*SUPPLIED INFORMATION:*
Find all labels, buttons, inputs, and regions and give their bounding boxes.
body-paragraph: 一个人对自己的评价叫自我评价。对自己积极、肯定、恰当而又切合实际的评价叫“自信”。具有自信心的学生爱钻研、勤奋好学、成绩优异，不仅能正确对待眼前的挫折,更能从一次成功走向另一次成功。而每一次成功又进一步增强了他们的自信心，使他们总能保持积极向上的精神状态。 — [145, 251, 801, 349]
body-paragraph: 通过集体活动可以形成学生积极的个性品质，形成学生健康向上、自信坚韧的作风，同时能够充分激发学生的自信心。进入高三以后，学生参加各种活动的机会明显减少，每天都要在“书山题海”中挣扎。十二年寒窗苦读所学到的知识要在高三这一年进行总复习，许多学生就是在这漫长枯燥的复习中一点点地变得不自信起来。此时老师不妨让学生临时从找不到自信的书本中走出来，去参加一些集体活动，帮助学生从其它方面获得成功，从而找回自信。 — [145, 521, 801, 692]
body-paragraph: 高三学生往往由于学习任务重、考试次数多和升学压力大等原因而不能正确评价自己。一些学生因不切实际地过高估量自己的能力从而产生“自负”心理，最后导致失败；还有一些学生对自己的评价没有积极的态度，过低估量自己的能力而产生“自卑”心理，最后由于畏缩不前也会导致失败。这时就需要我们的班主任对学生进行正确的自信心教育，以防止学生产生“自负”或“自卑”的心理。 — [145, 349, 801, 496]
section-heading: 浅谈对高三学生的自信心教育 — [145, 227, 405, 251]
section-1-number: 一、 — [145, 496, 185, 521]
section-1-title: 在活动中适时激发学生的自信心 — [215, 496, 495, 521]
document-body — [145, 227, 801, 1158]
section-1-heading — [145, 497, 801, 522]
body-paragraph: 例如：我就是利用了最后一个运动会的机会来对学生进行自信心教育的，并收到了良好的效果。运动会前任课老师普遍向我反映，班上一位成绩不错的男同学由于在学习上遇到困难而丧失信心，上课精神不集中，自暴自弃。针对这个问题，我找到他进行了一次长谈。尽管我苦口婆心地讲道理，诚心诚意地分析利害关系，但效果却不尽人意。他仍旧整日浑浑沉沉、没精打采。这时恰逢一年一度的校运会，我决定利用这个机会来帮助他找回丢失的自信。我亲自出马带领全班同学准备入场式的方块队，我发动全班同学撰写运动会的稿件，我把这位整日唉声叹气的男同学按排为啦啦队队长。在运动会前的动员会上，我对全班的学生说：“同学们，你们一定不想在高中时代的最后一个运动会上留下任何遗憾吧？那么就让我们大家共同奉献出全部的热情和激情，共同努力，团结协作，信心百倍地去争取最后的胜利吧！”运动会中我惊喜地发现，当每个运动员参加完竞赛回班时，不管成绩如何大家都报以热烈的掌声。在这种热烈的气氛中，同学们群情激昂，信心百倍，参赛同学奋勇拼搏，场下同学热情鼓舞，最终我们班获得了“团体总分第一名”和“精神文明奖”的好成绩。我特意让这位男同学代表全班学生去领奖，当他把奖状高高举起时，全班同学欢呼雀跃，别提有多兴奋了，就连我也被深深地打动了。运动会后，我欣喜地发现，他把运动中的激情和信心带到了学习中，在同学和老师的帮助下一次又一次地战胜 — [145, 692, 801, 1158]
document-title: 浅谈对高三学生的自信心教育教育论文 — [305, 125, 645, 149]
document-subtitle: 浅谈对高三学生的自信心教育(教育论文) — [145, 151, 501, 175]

*EXERCISE DIRECTIONS:* Reproduce the material above with every "body-paragraph" swapped for "text-block", keeping everything else unchanged.

*COMPLETE ANSWER:*
Find all labels, buttons, inputs, and regions and give their bounding boxes.
text-block: 一个人对自己的评价叫自我评价。对自己积极、肯定、恰当而又切合实际的评价叫“自信”。具有自信心的学生爱钻研、勤奋好学、成绩优异，不仅能正确对待眼前的挫折,更能从一次成功走向另一次成功。而每一次成功又进一步增强了他们的自信心，使他们总能保持积极向上的精神状态。 — [145, 251, 801, 349]
text-block: 通过集体活动可以形成学生积极的个性品质，形成学生健康向上、自信坚韧的作风，同时能够充分激发学生的自信心。进入高三以后，学生参加各种活动的机会明显减少，每天都要在“书山题海”中挣扎。十二年寒窗苦读所学到的知识要在高三这一年进行总复习，许多学生就是在这漫长枯燥的复习中一点点地变得不自信起来。此时老师不妨让学生临时从找不到自信的书本中走出来，去参加一些集体活动，帮助学生从其它方面获得成功，从而找回自信。 — [145, 521, 801, 692]
text-block: 高三学生往往由于学习任务重、考试次数多和升学压力大等原因而不能正确评价自己。一些学生因不切实际地过高估量自己的能力从而产生“自负”心理，最后导致失败；还有一些学生对自己的评价没有积极的态度，过低估量自己的能力而产生“自卑”心理，最后由于畏缩不前也会导致失败。这时就需要我们的班主任对学生进行正确的自信心教育，以防止学生产生“自负”或“自卑”的心理。 — [145, 349, 801, 496]
section-heading: 浅谈对高三学生的自信心教育 — [145, 227, 405, 251]
section-1-number: 一、 — [145, 496, 185, 521]
section-1-title: 在活动中适时激发学生的自信心 — [215, 496, 495, 521]
document-body — [145, 227, 801, 1158]
section-1-heading — [145, 497, 801, 522]
text-block: 例如：我就是利用了最后一个运动会的机会来对学生进行自信心教育的，并收到了良好的效果。运动会前任课老师普遍向我反映，班上一位成绩不错的男同学由于在学习上遇到困难而丧失信心，上课精神不集中，自暴自弃。针对这个问题，我找到他进行了一次长谈。尽管我苦口婆心地讲道理，诚心诚意地分析利害关系，但效果却不尽人意。他仍旧整日浑浑沉沉、没精打采。这时恰逢一年一度的校运会，我决定利用这个机会来帮助他找回丢失的自信。我亲自出马带领全班同学准备入场式的方块队，我发动全班同学撰写运动会的稿件，我把这位整日唉声叹气的男同学按排为啦啦队队长。在运动会前的动员会上，我对全班的学生说：“同学们，你们一定不想在高中时代的最后一个运动会上留下任何遗憾吧？那么就让我们大家共同奉献出全部的热情和激情，共同努力，团结协作，信心百倍地去争取最后的胜利吧！”运动会中我惊喜地发现，当每个运动员参加完竞赛回班时，不管成绩如何大家都报以热烈的掌声。在这种热烈的气氛中，同学们群情激昂，信心百倍，参赛同学奋勇拼搏，场下同学热情鼓舞，最终我们班获得了“团体总分第一名”和“精神文明奖”的好成绩。我特意让这位男同学代表全班学生去领奖，当他把奖状高高举起时，全班同学欢呼雀跃，别提有多兴奋了，就连我也被深深地打动了。运动会后，我欣喜地发现，他把运动中的激情和信心带到了学习中，在同学和老师的帮助下一次又一次地战胜 — [145, 692, 801, 1158]
document-title: 浅谈对高三学生的自信心教育教育论文 — [305, 125, 645, 149]
document-subtitle: 浅谈对高三学生的自信心教育(教育论文) — [145, 151, 501, 175]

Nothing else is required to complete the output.